## START Supplied entries
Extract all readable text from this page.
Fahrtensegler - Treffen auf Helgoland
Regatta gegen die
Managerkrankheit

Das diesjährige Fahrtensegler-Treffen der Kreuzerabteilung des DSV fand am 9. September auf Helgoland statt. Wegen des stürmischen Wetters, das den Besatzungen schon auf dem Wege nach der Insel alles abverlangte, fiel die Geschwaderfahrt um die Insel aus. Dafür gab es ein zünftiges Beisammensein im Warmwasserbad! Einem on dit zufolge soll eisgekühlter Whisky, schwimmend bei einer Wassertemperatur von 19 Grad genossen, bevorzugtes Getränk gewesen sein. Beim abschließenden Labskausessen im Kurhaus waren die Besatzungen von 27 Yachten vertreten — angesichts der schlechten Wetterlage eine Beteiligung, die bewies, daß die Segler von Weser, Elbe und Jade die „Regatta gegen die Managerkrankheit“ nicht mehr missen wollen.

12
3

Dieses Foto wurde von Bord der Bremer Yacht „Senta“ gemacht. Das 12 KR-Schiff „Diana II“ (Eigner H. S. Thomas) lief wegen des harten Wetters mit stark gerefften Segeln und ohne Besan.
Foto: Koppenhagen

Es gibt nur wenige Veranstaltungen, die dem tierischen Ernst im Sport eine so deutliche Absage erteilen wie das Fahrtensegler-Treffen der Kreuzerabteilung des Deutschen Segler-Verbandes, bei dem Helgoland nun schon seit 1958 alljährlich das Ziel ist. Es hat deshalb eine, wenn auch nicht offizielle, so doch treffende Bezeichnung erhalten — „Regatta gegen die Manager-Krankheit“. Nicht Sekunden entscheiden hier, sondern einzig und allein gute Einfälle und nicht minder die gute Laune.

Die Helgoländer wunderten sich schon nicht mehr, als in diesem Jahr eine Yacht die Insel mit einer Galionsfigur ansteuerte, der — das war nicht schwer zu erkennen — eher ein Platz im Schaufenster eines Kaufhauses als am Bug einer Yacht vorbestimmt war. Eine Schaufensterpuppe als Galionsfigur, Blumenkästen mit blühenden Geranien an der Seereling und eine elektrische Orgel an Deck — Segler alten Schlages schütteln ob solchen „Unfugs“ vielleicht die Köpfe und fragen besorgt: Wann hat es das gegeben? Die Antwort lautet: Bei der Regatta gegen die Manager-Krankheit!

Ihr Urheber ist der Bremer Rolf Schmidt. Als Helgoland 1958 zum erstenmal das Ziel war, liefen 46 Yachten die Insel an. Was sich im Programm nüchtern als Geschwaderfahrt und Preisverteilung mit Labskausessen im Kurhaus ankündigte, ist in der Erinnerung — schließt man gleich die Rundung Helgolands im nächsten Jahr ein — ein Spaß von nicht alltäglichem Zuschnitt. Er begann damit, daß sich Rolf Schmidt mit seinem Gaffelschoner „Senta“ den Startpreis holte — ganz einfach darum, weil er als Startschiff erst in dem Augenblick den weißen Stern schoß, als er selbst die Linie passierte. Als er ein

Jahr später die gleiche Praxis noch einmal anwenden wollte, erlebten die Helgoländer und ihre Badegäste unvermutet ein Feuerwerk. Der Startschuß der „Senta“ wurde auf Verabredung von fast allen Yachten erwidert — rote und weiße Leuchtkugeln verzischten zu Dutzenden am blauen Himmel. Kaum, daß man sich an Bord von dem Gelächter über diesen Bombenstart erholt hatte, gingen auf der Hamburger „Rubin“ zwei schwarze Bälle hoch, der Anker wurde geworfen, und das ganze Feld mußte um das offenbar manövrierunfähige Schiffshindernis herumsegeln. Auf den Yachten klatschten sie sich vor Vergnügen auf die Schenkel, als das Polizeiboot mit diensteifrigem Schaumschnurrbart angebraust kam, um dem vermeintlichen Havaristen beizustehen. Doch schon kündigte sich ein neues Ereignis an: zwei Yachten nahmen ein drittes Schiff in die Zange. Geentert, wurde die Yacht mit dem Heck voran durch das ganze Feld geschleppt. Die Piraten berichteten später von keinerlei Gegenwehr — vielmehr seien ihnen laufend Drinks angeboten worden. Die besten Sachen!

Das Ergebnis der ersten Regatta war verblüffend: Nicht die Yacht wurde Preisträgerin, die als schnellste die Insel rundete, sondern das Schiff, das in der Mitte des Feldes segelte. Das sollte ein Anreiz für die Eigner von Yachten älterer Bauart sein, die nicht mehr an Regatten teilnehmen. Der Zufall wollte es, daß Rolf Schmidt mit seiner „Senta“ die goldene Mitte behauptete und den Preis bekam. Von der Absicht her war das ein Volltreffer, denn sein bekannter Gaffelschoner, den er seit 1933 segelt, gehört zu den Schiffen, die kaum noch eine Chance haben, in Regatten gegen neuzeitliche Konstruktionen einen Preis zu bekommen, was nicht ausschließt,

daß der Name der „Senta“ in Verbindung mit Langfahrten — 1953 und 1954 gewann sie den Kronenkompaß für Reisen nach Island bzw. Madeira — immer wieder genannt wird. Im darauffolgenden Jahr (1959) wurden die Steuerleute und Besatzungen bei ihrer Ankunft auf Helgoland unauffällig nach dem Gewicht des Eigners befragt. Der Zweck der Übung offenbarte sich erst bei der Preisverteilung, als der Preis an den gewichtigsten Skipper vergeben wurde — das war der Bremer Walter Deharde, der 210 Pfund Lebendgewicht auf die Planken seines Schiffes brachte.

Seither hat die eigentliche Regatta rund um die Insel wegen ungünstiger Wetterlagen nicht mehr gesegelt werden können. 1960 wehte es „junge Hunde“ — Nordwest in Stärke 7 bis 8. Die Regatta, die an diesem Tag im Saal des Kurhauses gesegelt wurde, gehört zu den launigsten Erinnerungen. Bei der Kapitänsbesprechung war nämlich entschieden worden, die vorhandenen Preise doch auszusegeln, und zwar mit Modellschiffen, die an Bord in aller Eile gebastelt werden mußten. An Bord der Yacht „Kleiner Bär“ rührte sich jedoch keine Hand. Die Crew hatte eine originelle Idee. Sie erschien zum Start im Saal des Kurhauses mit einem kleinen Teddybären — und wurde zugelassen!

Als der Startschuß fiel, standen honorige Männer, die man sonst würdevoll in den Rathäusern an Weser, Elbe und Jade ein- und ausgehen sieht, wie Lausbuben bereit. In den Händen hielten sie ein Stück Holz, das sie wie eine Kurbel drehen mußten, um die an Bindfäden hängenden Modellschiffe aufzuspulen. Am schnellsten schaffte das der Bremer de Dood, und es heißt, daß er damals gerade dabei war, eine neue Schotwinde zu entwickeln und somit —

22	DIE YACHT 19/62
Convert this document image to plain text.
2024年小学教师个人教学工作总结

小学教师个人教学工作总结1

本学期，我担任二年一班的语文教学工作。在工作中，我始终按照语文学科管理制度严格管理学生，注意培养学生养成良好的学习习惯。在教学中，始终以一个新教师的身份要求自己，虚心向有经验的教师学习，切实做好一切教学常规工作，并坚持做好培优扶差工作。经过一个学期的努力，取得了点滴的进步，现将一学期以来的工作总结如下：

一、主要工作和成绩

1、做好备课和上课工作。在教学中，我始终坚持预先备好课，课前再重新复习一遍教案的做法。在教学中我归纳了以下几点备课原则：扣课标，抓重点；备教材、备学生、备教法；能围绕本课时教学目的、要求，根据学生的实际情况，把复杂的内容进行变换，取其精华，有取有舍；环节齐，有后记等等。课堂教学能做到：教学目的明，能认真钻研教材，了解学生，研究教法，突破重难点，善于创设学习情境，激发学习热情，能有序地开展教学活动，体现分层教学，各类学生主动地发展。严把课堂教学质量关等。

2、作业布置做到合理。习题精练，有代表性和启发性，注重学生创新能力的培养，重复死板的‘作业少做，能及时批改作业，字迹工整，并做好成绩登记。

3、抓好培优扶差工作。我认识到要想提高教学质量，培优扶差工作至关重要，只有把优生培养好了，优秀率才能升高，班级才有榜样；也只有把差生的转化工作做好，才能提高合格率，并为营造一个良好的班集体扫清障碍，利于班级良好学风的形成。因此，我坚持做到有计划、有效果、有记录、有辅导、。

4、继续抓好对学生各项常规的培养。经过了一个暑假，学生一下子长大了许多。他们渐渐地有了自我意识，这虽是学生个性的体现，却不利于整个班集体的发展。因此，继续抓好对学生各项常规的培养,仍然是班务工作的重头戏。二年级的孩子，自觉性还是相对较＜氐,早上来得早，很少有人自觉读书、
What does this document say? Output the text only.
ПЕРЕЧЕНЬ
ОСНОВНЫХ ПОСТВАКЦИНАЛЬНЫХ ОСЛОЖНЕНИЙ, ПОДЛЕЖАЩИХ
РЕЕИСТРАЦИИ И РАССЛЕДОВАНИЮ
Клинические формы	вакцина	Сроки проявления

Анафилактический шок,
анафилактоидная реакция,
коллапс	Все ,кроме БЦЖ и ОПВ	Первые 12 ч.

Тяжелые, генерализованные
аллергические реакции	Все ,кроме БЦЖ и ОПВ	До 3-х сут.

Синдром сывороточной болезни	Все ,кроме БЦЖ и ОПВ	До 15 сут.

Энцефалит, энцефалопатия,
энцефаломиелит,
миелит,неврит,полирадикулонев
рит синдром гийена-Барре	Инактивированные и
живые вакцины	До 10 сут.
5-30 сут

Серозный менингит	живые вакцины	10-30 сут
## END Supplied entries
Your task is to reproduce, exactly and exclusively, the lines from the one holding "What does this" through the final line of the listing.

> [Response]:
What does this document say? Output the text only.
ПЕРЕЧЕНЬ
ОСНОВНЫХ ПОСТВАКЦИНАЛЬНЫХ ОСЛОЖНЕНИЙ, ПОДЛЕЖАЩИХ
РЕЕИСТРАЦИИ И РАССЛЕДОВАНИЮ
Клинические формы	вакцина	Сроки проявления

Анафилактический шок,
анафилактоидная реакция,
коллапс	Все ,кроме БЦЖ и ОПВ	Первые 12 ч.

Тяжелые, генерализованные
аллергические реакции	Все ,кроме БЦЖ и ОПВ	До 3-х сут.

Синдром сывороточной болезни	Все ,кроме БЦЖ и ОПВ	До 15 сут.

Энцефалит, энцефалопатия,
энцефаломиелит,
миелит,неврит,полирадикулонев
рит синдром гийена-Барре	Инактивированные и
живые вакцины	До 10 сут.
5-30 сут

Серозный менингит	живые вакцины	10-30 сут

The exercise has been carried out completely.